- **WHAT NEEDS TO BE DONE**: Quote the records that follow in full and exactly; leave out the pictures.

- **SOURCE RECORDS**:

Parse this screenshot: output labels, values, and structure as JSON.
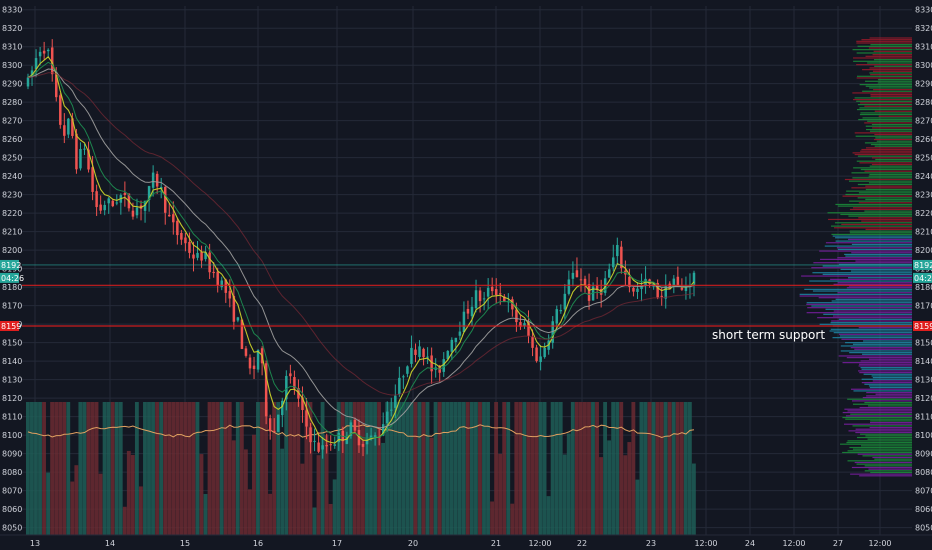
{
  "colors": {
    "background": "#131722",
    "grid": "#242a38",
    "up": "#26a69a",
    "down": "#ef5350",
    "vol_up": "#1f5e57",
    "vol_down": "#6b2a31",
    "ma_fast": "#c9d12a",
    "ma_mid": "#1d8a50",
    "ma_slow": "#9a9a9a",
    "ma_long": "#7a2a35",
    "vol_ma": "#e0a060",
    "level_line": "#e01e1e",
    "price_badge": "#26a69a",
    "support_badge": "#e01e1e",
    "vp_green": "#1b8e3a",
    "vp_red": "#9c1a2a",
    "vp_purple": "#7b1fa2",
    "vp_teal": "#1e88a8"
  },
  "chart_data": {
    "type": "candlestick",
    "ylim": [
      8046,
      8332
    ],
    "y_ticks": [
      "8330",
      "8320",
      "8310",
      "8300",
      "8290",
      "8280",
      "8270",
      "8260",
      "8250",
      "8240",
      "8230",
      "8220",
      "8210",
      "8200",
      "8190",
      "8180",
      "8170",
      "8160",
      "8150",
      "8140",
      "8130",
      "8120",
      "8110",
      "8100",
      "8090",
      "8080",
      "8070",
      "8060",
      "8050"
    ],
    "x_ticks": [
      "13",
      "14",
      "15",
      "16",
      "17",
      "20",
      "21",
      "12:00",
      "22",
      "23",
      "12:00",
      "24",
      "12:00",
      "27",
      "12:00"
    ],
    "grid": true,
    "candles_from_image": 166,
    "series_path_estimated": [
      8290,
      8302,
      8312,
      8305,
      8280,
      8262,
      8270,
      8245,
      8258,
      8235,
      8220,
      8226,
      8224,
      8230,
      8226,
      8222,
      8224,
      8228,
      8240,
      8232,
      8218,
      8210,
      8206,
      8200,
      8195,
      8198,
      8190,
      8185,
      8180,
      8168,
      8160,
      8140,
      8132,
      8150,
      8112,
      8100,
      8118,
      8132,
      8126,
      8112,
      8102,
      8094,
      8092,
      8096,
      8098,
      8100,
      8104,
      8099,
      8096,
      8098,
      8100,
      8112,
      8118,
      8128,
      8140,
      8146,
      8150,
      8140,
      8132,
      8138,
      8150,
      8156,
      8162,
      8170,
      8176,
      8172,
      8180,
      8178,
      8174,
      8166,
      8160,
      8158,
      8146,
      8140,
      8152,
      8162,
      8170,
      8180,
      8188,
      8185,
      8175,
      8178,
      8180,
      8190,
      8200,
      8188,
      8180,
      8178,
      8182,
      8180,
      8176,
      8178,
      8186,
      8176,
      8182,
      8186
    ],
    "moving_averages": [
      "ma_fast",
      "ma_mid",
      "ma_slow",
      "ma_long"
    ],
    "horizontal_levels": [
      8192,
      8181,
      8159
    ],
    "price_badges": [
      {
        "text": "8192",
        "value": 8192,
        "color_key": "price_badge"
      },
      {
        "text": "04:26",
        "value": 8185,
        "color_key": "price_badge"
      },
      {
        "text": "8159",
        "value": 8159,
        "color_key": "support_badge"
      }
    ],
    "annotations": [
      {
        "text": "short term support",
        "value": 8154
      }
    ],
    "volume_profile": {
      "right_side": true,
      "levels_from": 8078,
      "levels_to": 8315
    }
  }
}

- **ANSWER BELOW**:
Parse this screenshot: output labels, values, and structure as JSON.
{
  "colors": {
    "background": "#131722",
    "grid": "#242a38",
    "up": "#26a69a",
    "down": "#ef5350",
    "vol_up": "#1f5e57",
    "vol_down": "#6b2a31",
    "ma_fast": "#c9d12a",
    "ma_mid": "#1d8a50",
    "ma_slow": "#9a9a9a",
    "ma_long": "#7a2a35",
    "vol_ma": "#e0a060",
    "level_line": "#e01e1e",
    "price_badge": "#26a69a",
    "support_badge": "#e01e1e",
    "vp_green": "#1b8e3a",
    "vp_red": "#9c1a2a",
    "vp_purple": "#7b1fa2",
    "vp_teal": "#1e88a8"
  },
  "chart_data": {
    "type": "candlestick",
    "ylim": [
      8046,
      8332
    ],
    "y_ticks": [
      "8330",
      "8320",
      "8310",
      "8300",
      "8290",
      "8280",
      "8270",
      "8260",
      "8250",
      "8240",
      "8230",
      "8220",
      "8210",
      "8200",
      "8190",
      "8180",
      "8170",
      "8160",
      "8150",
      "8140",
      "8130",
      "8120",
      "8110",
      "8100",
      "8090",
      "8080",
      "8070",
      "8060",
      "8050"
    ],
    "x_ticks": [
      "13",
      "14",
      "15",
      "16",
      "17",
      "20",
      "21",
      "12:00",
      "22",
      "23",
      "12:00",
      "24",
      "12:00",
      "27",
      "12:00"
    ],
    "grid": true,
    "candles_from_image": 166,
    "series_path_estimated": [
      8290,
      8302,
      8312,
      8305,
      8280,
      8262,
      8270,
      8245,
      8258,
      8235,
      8220,
      8226,
      8224,
      8230,
      8226,
      8222,
      8224,
      8228,
      8240,
      8232,
      8218,
      8210,
      8206,
      8200,
      8195,
      8198,
      8190,
      8185,
      8180,
      8168,
      8160,
      8140,
      8132,
      8150,
      8112,
      8100,
      8118,
      8132,
      8126,
      8112,
      8102,
      8094,
      8092,
      8096,
      8098,
      8100,
      8104,
      8099,
      8096,
      8098,
      8100,
      8112,
      8118,
      8128,
      8140,
      8146,
      8150,
      8140,
      8132,
      8138,
      8150,
      8156,
      8162,
      8170,
      8176,
      8172,
      8180,
      8178,
      8174,
      8166,
      8160,
      8158,
      8146,
      8140,
      8152,
      8162,
      8170,
      8180,
      8188,
      8185,
      8175,
      8178,
      8180,
      8190,
      8200,
      8188,
      8180,
      8178,
      8182,
      8180,
      8176,
      8178,
      8186,
      8176,
      8182,
      8186
    ],
    "moving_averages": [
      "ma_fast",
      "ma_mid",
      "ma_slow",
      "ma_long"
    ],
    "horizontal_levels": [
      8192,
      8181,
      8159
    ],
    "price_badges": [
      {
        "text": "8192",
        "value": 8192,
        "color_key": "price_badge"
      },
      {
        "text": "04:26",
        "value": 8185,
        "color_key": "price_badge"
      },
      {
        "text": "8159",
        "value": 8159,
        "color_key": "support_badge"
      }
    ],
    "annotations": [
      {
        "text": "short term support",
        "value": 8154
      }
    ],
    "volume_profile": {
      "right_side": true,
      "levels_from": 8078,
      "levels_to": 8315
    }
  }
}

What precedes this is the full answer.